PROBLEM DESCRIPTION: Convert the records from their first line through the line containing "cell-r2c3[interactable]: 6 (129, 92, 169, 132)" into a Markdown table with the columns Row and Line. Number each line and leave out any blank lines.

TASK INPUTS:
--------------------
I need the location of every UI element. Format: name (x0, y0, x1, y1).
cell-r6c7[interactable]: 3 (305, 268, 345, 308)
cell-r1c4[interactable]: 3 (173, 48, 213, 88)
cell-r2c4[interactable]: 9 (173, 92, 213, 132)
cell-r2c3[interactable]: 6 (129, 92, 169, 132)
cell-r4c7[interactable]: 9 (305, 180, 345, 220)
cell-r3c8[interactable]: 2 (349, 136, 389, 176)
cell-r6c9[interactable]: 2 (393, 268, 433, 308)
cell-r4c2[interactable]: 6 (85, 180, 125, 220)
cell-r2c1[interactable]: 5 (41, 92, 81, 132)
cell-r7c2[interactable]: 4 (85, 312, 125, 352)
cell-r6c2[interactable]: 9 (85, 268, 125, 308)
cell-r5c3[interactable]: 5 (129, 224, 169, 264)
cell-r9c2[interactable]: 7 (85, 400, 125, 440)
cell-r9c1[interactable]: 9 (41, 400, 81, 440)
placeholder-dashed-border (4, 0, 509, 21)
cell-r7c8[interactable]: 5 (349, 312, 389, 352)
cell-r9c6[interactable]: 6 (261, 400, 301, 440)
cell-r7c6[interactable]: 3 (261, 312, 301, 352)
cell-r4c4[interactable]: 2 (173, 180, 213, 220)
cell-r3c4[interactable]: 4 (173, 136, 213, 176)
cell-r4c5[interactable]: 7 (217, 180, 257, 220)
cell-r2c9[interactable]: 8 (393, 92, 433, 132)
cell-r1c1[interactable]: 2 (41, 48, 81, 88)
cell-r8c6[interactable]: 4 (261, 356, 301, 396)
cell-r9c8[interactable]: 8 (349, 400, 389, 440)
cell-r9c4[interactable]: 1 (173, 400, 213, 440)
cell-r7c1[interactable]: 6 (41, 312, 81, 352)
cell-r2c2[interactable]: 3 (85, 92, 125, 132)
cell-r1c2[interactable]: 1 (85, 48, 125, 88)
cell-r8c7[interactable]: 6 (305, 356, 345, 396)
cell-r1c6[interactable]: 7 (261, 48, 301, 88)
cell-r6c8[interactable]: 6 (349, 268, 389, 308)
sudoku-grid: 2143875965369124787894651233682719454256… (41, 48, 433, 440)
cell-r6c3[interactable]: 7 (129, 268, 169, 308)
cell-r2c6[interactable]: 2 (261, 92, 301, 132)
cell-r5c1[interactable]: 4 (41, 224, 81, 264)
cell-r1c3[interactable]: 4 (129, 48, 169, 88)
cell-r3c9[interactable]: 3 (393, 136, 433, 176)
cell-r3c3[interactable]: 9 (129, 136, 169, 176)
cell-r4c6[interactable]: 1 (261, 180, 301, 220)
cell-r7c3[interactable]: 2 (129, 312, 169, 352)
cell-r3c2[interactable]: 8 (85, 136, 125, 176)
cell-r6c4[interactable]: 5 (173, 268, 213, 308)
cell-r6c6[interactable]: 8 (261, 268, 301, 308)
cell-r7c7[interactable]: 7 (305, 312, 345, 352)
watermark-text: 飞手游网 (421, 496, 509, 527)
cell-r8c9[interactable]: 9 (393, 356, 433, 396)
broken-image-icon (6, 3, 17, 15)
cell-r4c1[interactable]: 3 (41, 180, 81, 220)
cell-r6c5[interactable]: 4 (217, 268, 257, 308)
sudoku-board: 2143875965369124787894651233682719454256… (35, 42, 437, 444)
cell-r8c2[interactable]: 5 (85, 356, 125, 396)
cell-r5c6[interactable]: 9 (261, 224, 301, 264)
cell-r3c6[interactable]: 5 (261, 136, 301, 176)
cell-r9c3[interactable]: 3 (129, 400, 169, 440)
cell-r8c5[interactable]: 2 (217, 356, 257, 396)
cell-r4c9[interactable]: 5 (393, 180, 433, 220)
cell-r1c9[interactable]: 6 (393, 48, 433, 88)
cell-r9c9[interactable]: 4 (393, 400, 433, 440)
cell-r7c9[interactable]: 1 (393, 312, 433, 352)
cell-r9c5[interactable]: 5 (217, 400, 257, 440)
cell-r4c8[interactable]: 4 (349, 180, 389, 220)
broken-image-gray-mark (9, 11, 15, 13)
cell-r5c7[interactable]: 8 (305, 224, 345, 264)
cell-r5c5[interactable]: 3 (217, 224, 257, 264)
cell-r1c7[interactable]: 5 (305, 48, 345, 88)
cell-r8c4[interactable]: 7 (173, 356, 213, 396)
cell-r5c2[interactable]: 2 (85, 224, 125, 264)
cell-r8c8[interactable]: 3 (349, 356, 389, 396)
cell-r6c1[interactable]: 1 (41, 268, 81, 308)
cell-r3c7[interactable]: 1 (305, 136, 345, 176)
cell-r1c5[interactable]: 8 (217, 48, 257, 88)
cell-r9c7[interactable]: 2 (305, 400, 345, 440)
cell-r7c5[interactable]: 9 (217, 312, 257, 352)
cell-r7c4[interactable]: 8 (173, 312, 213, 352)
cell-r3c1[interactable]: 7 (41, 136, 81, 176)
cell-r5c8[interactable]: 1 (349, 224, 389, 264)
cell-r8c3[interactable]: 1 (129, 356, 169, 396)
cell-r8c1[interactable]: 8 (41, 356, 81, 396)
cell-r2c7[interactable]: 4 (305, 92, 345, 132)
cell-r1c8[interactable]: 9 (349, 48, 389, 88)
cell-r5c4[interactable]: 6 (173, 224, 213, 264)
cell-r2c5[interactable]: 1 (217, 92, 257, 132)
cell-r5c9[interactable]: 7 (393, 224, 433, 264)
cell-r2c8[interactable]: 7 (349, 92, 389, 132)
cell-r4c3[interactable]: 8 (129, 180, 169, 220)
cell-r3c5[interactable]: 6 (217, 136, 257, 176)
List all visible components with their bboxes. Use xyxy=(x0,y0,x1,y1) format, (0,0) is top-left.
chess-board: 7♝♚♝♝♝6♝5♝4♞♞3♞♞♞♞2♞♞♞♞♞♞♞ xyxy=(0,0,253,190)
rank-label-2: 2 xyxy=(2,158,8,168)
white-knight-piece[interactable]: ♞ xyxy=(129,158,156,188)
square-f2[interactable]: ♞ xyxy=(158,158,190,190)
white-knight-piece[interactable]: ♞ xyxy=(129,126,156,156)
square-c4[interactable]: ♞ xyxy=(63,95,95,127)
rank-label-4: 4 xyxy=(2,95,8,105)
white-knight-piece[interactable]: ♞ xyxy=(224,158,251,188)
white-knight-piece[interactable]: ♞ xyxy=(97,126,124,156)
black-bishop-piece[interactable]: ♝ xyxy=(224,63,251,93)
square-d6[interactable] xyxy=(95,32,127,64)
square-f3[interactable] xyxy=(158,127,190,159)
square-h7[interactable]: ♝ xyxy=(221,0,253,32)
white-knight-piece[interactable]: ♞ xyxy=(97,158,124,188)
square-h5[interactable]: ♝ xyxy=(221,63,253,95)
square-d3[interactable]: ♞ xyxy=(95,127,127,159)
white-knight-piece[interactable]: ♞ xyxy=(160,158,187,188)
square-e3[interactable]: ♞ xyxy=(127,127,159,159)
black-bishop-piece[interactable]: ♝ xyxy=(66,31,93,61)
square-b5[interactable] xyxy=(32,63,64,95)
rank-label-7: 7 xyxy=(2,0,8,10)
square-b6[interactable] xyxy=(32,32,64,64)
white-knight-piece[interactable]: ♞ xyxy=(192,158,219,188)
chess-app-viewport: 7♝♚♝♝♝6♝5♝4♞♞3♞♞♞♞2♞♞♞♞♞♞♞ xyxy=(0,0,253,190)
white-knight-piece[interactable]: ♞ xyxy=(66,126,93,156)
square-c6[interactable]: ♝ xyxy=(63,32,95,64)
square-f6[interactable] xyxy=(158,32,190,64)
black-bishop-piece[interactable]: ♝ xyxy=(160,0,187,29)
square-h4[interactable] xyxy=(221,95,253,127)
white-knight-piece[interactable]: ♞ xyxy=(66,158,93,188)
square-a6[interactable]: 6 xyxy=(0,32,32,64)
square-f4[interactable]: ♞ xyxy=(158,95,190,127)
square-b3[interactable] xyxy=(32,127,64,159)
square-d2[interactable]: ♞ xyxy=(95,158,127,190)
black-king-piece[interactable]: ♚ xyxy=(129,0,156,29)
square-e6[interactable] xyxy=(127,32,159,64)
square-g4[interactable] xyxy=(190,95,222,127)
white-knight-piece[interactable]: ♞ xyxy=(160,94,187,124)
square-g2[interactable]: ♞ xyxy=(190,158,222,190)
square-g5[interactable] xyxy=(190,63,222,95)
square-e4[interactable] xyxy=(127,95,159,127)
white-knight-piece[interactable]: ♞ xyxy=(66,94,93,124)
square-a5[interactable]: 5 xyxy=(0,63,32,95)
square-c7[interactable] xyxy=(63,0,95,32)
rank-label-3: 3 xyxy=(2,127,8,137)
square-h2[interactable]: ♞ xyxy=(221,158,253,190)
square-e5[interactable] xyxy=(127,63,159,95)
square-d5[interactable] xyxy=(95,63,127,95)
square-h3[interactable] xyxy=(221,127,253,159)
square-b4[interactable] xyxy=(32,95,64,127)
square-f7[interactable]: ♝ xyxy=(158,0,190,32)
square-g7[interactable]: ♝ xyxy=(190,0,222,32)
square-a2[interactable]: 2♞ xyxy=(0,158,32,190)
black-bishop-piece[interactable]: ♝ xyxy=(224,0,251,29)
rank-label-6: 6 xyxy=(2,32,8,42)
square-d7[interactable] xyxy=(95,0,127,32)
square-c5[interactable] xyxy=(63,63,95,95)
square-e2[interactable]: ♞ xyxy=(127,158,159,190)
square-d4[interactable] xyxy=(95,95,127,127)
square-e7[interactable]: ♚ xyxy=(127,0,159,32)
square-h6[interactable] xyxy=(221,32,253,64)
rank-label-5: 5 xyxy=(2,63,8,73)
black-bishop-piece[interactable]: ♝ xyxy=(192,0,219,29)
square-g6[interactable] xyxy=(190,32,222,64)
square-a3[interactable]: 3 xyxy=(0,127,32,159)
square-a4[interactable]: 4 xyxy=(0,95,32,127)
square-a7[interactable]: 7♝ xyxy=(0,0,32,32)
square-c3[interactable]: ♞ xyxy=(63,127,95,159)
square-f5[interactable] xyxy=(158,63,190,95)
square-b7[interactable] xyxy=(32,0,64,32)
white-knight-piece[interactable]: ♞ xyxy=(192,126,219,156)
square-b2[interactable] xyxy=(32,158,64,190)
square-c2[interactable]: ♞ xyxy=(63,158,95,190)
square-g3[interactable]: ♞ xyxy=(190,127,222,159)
--------------------
RESULT OF THE TASK:
| Row | Line |
|---|---|
| 1 | I need the location of every UI element. Format: name (x0, y0, x1, y1). |
| 2 | cell-r6c7[interactable]: 3 (305, 268, 345, 308) |
| 3 | cell-r1c4[interactable]: 3 (173, 48, 213, 88) |
| 4 | cell-r2c4[interactable]: 9 (173, 92, 213, 132) |
| 5 | cell-r2c3[interactable]: 6 (129, 92, 169, 132) |